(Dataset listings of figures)

>> begin

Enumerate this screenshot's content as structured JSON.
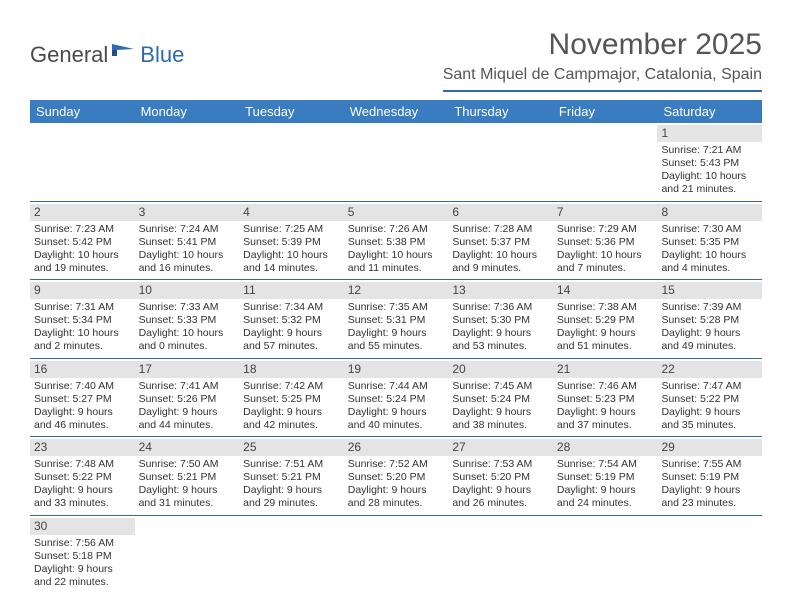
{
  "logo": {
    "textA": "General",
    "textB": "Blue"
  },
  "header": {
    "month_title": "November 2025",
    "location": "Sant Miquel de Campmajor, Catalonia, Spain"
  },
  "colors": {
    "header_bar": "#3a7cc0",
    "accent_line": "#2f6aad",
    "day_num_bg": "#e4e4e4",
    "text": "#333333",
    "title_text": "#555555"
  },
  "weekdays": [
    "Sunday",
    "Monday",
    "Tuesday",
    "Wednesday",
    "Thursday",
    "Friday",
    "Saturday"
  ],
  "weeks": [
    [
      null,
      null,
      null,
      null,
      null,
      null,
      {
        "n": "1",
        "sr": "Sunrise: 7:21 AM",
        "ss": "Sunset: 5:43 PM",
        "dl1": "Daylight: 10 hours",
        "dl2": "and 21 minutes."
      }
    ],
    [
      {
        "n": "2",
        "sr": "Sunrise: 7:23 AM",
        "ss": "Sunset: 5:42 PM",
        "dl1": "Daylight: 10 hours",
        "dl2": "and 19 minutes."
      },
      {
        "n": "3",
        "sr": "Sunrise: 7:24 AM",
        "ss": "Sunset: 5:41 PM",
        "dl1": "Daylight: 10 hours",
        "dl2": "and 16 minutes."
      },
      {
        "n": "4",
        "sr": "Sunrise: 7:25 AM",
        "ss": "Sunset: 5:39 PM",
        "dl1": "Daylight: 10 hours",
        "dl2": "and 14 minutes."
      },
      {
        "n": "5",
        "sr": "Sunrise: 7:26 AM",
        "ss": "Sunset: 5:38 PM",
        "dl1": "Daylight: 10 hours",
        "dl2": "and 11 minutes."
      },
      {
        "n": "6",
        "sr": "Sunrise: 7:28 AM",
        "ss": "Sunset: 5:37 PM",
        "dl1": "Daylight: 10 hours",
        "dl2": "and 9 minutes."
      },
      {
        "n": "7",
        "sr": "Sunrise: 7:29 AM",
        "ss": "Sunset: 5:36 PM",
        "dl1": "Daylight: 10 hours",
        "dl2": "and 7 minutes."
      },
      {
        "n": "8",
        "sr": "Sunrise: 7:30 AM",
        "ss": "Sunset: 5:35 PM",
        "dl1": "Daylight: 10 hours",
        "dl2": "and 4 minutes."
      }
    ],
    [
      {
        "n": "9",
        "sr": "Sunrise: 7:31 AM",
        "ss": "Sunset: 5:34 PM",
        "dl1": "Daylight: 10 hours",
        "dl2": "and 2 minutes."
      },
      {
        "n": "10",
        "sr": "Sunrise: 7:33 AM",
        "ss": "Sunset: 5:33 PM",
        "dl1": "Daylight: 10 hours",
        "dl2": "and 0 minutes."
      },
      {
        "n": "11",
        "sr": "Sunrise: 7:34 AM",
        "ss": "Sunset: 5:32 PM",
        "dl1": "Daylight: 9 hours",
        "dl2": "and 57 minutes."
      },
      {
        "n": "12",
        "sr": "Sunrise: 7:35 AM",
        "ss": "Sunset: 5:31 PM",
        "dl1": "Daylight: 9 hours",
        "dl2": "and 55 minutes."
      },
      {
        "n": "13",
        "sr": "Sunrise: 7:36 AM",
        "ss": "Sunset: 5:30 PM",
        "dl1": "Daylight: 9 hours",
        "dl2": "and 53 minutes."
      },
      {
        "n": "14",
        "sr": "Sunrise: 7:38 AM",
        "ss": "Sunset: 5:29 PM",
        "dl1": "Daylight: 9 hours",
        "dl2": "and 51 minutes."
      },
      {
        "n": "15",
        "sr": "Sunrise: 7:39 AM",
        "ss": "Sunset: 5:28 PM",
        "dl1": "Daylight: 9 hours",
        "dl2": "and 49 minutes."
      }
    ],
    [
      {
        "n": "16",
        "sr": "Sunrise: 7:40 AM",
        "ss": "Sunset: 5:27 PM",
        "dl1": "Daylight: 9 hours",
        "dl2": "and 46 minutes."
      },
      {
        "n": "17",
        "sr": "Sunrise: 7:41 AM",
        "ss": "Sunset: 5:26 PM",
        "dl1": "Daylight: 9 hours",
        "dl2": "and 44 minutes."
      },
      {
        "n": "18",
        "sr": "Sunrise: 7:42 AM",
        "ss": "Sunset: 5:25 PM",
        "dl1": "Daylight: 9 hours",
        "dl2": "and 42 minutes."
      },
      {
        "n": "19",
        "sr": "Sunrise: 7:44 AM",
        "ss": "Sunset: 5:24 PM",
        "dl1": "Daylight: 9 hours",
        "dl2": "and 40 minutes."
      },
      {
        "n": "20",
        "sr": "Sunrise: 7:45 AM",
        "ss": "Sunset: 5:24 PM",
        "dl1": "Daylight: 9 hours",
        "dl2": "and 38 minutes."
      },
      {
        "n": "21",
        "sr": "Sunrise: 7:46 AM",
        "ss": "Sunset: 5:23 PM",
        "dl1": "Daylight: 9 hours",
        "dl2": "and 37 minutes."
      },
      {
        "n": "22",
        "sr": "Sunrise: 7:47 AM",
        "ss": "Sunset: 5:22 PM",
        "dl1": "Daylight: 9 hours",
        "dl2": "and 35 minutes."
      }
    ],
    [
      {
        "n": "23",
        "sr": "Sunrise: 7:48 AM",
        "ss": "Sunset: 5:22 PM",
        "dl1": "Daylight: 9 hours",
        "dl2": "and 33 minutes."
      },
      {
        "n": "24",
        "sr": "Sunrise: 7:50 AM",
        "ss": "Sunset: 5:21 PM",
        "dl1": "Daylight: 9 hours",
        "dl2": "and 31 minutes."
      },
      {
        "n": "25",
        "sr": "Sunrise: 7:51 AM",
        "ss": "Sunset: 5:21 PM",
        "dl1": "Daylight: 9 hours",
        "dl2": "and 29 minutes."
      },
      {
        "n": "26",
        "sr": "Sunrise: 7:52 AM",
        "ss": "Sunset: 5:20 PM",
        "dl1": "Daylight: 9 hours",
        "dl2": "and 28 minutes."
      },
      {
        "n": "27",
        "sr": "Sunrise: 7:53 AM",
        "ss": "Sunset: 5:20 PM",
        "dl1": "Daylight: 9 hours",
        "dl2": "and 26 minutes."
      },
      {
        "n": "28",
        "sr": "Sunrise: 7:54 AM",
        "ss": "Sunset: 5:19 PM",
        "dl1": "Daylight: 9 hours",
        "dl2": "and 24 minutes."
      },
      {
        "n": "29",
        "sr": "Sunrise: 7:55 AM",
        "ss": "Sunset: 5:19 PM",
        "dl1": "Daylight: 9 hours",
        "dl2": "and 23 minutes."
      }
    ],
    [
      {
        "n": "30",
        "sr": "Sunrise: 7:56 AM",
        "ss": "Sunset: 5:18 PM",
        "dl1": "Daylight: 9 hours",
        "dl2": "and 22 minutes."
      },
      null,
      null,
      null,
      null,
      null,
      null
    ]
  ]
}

>> end
>> begin

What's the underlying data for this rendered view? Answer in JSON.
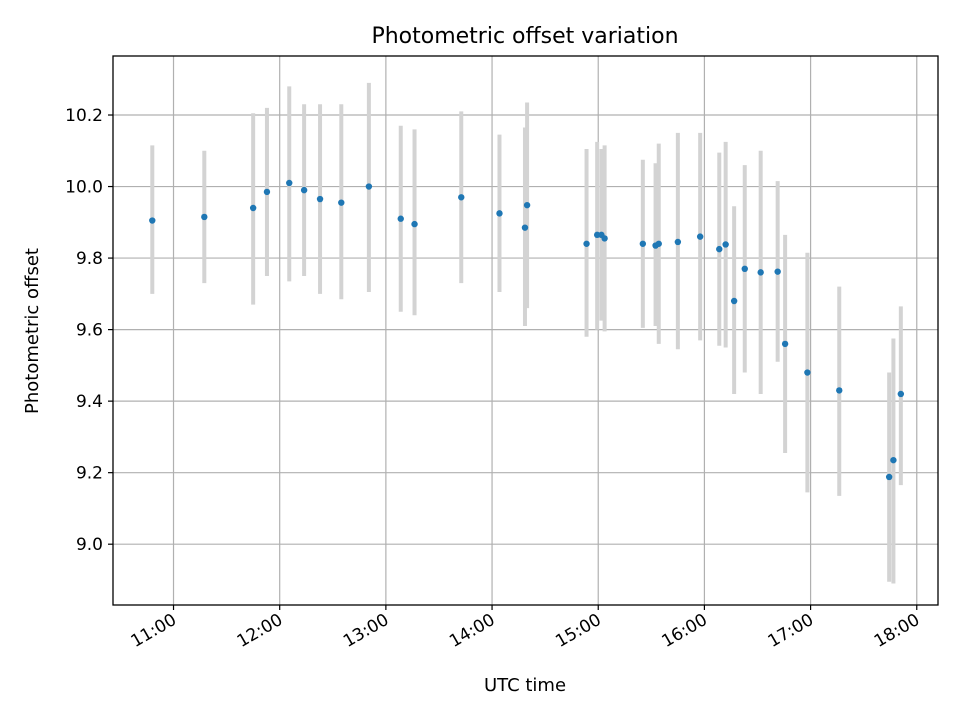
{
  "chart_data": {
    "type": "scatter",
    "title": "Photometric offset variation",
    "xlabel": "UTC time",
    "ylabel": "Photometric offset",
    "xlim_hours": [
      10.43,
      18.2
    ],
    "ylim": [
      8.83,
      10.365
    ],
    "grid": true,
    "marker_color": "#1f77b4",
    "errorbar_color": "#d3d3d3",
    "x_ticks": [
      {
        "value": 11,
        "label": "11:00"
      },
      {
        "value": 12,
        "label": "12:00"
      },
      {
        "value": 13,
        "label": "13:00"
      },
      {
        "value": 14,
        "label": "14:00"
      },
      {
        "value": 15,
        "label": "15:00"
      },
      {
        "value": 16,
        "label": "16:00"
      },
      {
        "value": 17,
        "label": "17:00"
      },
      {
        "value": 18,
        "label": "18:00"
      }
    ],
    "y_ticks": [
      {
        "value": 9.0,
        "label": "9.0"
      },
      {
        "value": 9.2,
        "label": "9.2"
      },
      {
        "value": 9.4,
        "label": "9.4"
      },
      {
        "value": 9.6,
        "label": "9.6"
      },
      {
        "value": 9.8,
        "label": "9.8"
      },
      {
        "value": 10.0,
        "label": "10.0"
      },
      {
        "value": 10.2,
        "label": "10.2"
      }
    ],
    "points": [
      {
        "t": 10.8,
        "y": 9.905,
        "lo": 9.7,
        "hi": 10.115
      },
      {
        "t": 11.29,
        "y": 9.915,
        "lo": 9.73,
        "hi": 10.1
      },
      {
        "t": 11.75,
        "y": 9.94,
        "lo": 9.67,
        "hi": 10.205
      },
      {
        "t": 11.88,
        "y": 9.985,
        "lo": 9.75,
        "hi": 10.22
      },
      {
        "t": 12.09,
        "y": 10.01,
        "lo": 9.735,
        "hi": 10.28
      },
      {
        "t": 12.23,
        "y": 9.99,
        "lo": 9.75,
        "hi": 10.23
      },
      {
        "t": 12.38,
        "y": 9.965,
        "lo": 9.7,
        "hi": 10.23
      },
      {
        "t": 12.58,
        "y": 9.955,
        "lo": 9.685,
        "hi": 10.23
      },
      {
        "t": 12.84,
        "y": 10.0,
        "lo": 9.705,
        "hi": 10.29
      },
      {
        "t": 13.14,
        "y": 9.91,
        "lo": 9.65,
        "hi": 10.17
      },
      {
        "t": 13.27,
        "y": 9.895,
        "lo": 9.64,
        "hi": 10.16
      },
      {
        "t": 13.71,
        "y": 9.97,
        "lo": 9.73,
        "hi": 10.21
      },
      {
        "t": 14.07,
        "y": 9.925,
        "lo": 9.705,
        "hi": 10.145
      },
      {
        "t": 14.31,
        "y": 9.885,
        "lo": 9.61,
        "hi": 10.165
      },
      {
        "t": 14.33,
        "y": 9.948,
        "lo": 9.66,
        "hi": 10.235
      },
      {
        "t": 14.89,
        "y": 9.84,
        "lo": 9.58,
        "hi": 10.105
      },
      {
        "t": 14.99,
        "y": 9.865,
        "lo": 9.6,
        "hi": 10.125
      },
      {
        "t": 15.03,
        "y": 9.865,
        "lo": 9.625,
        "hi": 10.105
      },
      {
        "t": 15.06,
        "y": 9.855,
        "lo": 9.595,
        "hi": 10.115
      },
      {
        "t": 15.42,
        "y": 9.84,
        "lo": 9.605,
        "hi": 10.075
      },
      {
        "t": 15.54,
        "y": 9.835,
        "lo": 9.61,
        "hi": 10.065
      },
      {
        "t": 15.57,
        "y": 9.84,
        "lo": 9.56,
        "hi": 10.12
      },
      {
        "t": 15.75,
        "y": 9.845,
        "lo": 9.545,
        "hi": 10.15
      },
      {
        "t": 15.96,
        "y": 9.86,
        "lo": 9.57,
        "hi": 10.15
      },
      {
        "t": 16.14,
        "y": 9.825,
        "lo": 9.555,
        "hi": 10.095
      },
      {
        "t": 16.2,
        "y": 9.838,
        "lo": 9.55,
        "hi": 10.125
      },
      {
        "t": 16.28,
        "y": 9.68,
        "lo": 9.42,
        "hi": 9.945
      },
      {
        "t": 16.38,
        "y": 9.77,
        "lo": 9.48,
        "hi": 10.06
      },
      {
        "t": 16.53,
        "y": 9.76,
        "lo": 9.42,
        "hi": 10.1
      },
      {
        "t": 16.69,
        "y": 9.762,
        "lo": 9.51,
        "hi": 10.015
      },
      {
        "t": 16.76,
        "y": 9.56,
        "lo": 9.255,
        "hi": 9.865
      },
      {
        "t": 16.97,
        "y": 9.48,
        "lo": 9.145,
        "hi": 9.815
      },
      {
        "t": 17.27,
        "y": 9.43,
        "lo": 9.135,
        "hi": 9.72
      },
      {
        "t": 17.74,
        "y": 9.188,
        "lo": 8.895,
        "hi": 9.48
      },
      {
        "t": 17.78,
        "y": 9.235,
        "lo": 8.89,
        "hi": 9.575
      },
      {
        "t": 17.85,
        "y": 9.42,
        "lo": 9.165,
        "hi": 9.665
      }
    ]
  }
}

>> end

= WHAT YOU WILL DO =
Please list every line of the records that contains "JSON".

= FINAL RESULT =
Enumerate this screenshot's content as structured JSON.
What's the underlying data for this rendered view? Answer in JSON.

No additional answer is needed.